A run of records:
--- Start ---

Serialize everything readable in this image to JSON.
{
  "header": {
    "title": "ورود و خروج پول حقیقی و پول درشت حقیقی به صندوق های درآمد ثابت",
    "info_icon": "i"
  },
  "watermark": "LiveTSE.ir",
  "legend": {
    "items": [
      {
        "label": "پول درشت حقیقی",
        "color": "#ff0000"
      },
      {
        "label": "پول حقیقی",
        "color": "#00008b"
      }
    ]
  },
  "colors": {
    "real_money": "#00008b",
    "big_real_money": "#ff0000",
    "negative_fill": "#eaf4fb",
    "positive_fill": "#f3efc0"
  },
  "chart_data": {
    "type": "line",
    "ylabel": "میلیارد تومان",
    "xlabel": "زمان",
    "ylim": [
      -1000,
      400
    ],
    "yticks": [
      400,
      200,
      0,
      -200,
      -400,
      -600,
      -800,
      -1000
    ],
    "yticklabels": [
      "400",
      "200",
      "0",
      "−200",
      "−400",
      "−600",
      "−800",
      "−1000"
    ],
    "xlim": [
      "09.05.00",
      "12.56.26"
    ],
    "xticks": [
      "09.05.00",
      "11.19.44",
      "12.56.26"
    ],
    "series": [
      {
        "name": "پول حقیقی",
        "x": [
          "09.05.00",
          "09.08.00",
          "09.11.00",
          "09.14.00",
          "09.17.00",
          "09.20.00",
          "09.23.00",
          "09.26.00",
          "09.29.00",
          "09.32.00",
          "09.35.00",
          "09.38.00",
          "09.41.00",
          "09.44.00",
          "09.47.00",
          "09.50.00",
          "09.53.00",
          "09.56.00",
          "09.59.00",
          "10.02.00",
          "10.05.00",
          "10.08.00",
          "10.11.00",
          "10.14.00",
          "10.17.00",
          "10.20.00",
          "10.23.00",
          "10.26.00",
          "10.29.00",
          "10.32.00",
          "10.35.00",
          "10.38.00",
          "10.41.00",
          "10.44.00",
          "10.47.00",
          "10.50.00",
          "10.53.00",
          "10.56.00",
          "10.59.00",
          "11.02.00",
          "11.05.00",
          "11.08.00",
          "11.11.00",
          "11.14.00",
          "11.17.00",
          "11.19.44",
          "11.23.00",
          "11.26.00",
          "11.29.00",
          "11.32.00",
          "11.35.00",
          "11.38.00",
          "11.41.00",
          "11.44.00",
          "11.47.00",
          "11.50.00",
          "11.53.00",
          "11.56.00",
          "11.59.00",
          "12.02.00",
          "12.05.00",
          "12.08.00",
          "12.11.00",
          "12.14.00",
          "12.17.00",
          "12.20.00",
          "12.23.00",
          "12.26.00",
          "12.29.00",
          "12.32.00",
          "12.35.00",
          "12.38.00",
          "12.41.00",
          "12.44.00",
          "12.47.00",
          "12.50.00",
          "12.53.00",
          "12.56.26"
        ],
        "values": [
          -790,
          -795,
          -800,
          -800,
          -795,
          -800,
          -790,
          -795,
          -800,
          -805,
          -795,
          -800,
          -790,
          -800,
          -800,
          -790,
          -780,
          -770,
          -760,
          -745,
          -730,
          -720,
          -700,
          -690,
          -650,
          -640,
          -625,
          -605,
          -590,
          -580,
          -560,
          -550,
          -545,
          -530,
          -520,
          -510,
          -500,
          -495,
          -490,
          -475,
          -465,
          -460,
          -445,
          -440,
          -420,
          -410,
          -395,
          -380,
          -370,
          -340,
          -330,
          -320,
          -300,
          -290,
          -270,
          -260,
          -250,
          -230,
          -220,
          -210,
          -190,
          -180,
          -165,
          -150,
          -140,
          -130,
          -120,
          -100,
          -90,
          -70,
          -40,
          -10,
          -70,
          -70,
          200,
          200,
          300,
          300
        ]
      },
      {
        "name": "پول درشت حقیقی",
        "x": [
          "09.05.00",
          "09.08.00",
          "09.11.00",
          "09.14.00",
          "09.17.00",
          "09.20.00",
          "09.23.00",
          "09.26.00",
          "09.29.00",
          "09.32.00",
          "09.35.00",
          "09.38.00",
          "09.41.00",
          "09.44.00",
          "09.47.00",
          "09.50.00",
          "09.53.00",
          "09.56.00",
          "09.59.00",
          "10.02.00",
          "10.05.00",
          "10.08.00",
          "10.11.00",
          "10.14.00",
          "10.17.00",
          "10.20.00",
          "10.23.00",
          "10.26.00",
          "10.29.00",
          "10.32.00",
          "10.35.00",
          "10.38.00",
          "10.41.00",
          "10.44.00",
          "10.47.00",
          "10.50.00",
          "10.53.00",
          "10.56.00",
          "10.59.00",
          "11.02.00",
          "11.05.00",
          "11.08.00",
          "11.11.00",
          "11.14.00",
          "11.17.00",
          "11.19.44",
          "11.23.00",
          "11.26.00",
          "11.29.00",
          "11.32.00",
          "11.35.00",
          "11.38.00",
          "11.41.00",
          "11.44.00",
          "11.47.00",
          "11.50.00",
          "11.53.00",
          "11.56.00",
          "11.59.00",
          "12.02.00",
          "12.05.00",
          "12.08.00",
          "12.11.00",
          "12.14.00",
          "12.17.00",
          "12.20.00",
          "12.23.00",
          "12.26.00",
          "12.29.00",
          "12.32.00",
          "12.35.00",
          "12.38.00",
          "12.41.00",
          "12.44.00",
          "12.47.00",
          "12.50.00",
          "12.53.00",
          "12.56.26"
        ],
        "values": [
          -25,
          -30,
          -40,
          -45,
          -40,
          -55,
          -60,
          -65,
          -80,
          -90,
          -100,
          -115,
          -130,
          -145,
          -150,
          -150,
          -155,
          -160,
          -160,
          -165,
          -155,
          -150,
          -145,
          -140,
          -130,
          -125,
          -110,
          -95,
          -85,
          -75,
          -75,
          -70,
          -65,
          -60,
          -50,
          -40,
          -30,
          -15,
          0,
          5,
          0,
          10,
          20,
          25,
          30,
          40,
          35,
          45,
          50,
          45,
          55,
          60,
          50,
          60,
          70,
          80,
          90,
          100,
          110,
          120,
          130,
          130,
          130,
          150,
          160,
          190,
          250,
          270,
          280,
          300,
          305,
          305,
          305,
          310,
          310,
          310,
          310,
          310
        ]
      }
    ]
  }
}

--- End ---

The problem: Output the full listing exactly as it stands.

Solution to the problem:
Serialize everything readable in this image to JSON.
{
  "header": {
    "title": "ورود و خروج پول حقیقی و پول درشت حقیقی به صندوق های درآمد ثابت",
    "info_icon": "i"
  },
  "watermark": "LiveTSE.ir",
  "legend": {
    "items": [
      {
        "label": "پول درشت حقیقی",
        "color": "#ff0000"
      },
      {
        "label": "پول حقیقی",
        "color": "#00008b"
      }
    ]
  },
  "colors": {
    "real_money": "#00008b",
    "big_real_money": "#ff0000",
    "negative_fill": "#eaf4fb",
    "positive_fill": "#f3efc0"
  },
  "chart_data": {
    "type": "line",
    "ylabel": "میلیارد تومان",
    "xlabel": "زمان",
    "ylim": [
      -1000,
      400
    ],
    "yticks": [
      400,
      200,
      0,
      -200,
      -400,
      -600,
      -800,
      -1000
    ],
    "yticklabels": [
      "400",
      "200",
      "0",
      "−200",
      "−400",
      "−600",
      "−800",
      "−1000"
    ],
    "xlim": [
      "09.05.00",
      "12.56.26"
    ],
    "xticks": [
      "09.05.00",
      "11.19.44",
      "12.56.26"
    ],
    "series": [
      {
        "name": "پول حقیقی",
        "x": [
          "09.05.00",
          "09.08.00",
          "09.11.00",
          "09.14.00",
          "09.17.00",
          "09.20.00",
          "09.23.00",
          "09.26.00",
          "09.29.00",
          "09.32.00",
          "09.35.00",
          "09.38.00",
          "09.41.00",
          "09.44.00",
          "09.47.00",
          "09.50.00",
          "09.53.00",
          "09.56.00",
          "09.59.00",
          "10.02.00",
          "10.05.00",
          "10.08.00",
          "10.11.00",
          "10.14.00",
          "10.17.00",
          "10.20.00",
          "10.23.00",
          "10.26.00",
          "10.29.00",
          "10.32.00",
          "10.35.00",
          "10.38.00",
          "10.41.00",
          "10.44.00",
          "10.47.00",
          "10.50.00",
          "10.53.00",
          "10.56.00",
          "10.59.00",
          "11.02.00",
          "11.05.00",
          "11.08.00",
          "11.11.00",
          "11.14.00",
          "11.17.00",
          "11.19.44",
          "11.23.00",
          "11.26.00",
          "11.29.00",
          "11.32.00",
          "11.35.00",
          "11.38.00",
          "11.41.00",
          "11.44.00",
          "11.47.00",
          "11.50.00",
          "11.53.00",
          "11.56.00",
          "11.59.00",
          "12.02.00",
          "12.05.00",
          "12.08.00",
          "12.11.00",
          "12.14.00",
          "12.17.00",
          "12.20.00",
          "12.23.00",
          "12.26.00",
          "12.29.00",
          "12.32.00",
          "12.35.00",
          "12.38.00",
          "12.41.00",
          "12.44.00",
          "12.47.00",
          "12.50.00",
          "12.53.00",
          "12.56.26"
        ],
        "values": [
          -790,
          -795,
          -800,
          -800,
          -795,
          -800,
          -790,
          -795,
          -800,
          -805,
          -795,
          -800,
          -790,
          -800,
          -800,
          -790,
          -780,
          -770,
          -760,
          -745,
          -730,
          -720,
          -700,
          -690,
          -650,
          -640,
          -625,
          -605,
          -590,
          -580,
          -560,
          -550,
          -545,
          -530,
          -520,
          -510,
          -500,
          -495,
          -490,
          -475,
          -465,
          -460,
          -445,
          -440,
          -420,
          -410,
          -395,
          -380,
          -370,
          -340,
          -330,
          -320,
          -300,
          -290,
          -270,
          -260,
          -250,
          -230,
          -220,
          -210,
          -190,
          -180,
          -165,
          -150,
          -140,
          -130,
          -120,
          -100,
          -90,
          -70,
          -40,
          -10,
          -70,
          -70,
          200,
          200,
          300,
          300
        ]
      },
      {
        "name": "پول درشت حقیقی",
        "x": [
          "09.05.00",
          "09.08.00",
          "09.11.00",
          "09.14.00",
          "09.17.00",
          "09.20.00",
          "09.23.00",
          "09.26.00",
          "09.29.00",
          "09.32.00",
          "09.35.00",
          "09.38.00",
          "09.41.00",
          "09.44.00",
          "09.47.00",
          "09.50.00",
          "09.53.00",
          "09.56.00",
          "09.59.00",
          "10.02.00",
          "10.05.00",
          "10.08.00",
          "10.11.00",
          "10.14.00",
          "10.17.00",
          "10.20.00",
          "10.23.00",
          "10.26.00",
          "10.29.00",
          "10.32.00",
          "10.35.00",
          "10.38.00",
          "10.41.00",
          "10.44.00",
          "10.47.00",
          "10.50.00",
          "10.53.00",
          "10.56.00",
          "10.59.00",
          "11.02.00",
          "11.05.00",
          "11.08.00",
          "11.11.00",
          "11.14.00",
          "11.17.00",
          "11.19.44",
          "11.23.00",
          "11.26.00",
          "11.29.00",
          "11.32.00",
          "11.35.00",
          "11.38.00",
          "11.41.00",
          "11.44.00",
          "11.47.00",
          "11.50.00",
          "11.53.00",
          "11.56.00",
          "11.59.00",
          "12.02.00",
          "12.05.00",
          "12.08.00",
          "12.11.00",
          "12.14.00",
          "12.17.00",
          "12.20.00",
          "12.23.00",
          "12.26.00",
          "12.29.00",
          "12.32.00",
          "12.35.00",
          "12.38.00",
          "12.41.00",
          "12.44.00",
          "12.47.00",
          "12.50.00",
          "12.53.00",
          "12.56.26"
        ],
        "values": [
          -25,
          -30,
          -40,
          -45,
          -40,
          -55,
          -60,
          -65,
          -80,
          -90,
          -100,
          -115,
          -130,
          -145,
          -150,
          -150,
          -155,
          -160,
          -160,
          -165,
          -155,
          -150,
          -145,
          -140,
          -130,
          -125,
          -110,
          -95,
          -85,
          -75,
          -75,
          -70,
          -65,
          -60,
          -50,
          -40,
          -30,
          -15,
          0,
          5,
          0,
          10,
          20,
          25,
          30,
          40,
          35,
          45,
          50,
          45,
          55,
          60,
          50,
          60,
          70,
          80,
          90,
          100,
          110,
          120,
          130,
          130,
          130,
          150,
          160,
          190,
          250,
          270,
          280,
          300,
          305,
          305,
          305,
          310,
          310,
          310,
          310,
          310
        ]
      }
    ]
  }
}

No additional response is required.